• [Given exercise]: Work out how many lines of the records hold the string "proses", and reply with that number alone.

• [Supplied entries]:
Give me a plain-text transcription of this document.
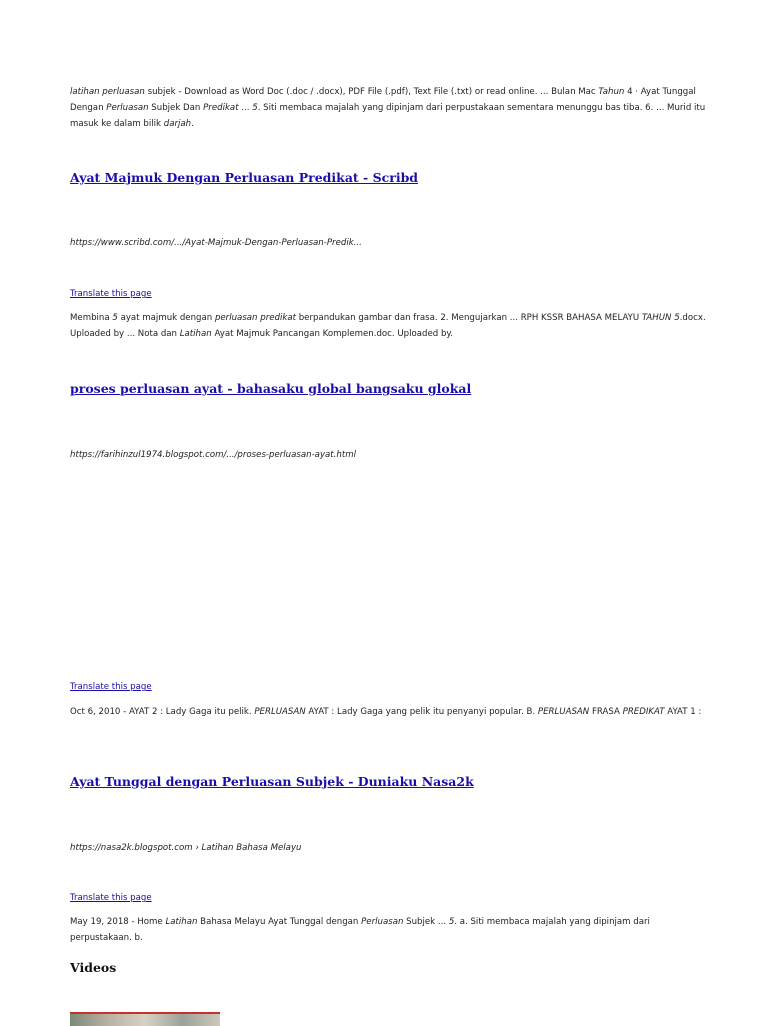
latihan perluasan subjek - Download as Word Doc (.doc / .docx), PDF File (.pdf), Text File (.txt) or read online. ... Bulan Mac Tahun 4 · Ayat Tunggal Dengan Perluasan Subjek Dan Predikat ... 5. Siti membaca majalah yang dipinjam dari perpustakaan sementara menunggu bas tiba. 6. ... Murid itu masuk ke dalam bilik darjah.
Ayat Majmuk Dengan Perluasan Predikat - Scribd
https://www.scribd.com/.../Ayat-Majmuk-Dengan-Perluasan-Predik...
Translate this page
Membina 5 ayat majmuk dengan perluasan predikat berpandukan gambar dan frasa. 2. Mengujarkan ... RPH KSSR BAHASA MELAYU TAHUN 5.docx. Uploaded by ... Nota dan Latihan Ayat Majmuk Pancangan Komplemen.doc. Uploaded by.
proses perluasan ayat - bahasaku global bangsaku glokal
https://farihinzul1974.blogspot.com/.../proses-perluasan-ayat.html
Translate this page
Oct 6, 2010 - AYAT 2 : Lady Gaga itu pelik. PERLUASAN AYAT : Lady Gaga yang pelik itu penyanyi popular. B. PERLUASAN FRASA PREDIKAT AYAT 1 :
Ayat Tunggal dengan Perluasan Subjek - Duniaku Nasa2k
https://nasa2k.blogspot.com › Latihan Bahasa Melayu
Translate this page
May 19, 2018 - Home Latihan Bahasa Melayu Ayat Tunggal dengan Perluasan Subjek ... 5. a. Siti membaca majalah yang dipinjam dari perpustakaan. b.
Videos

• [Task solution]: 2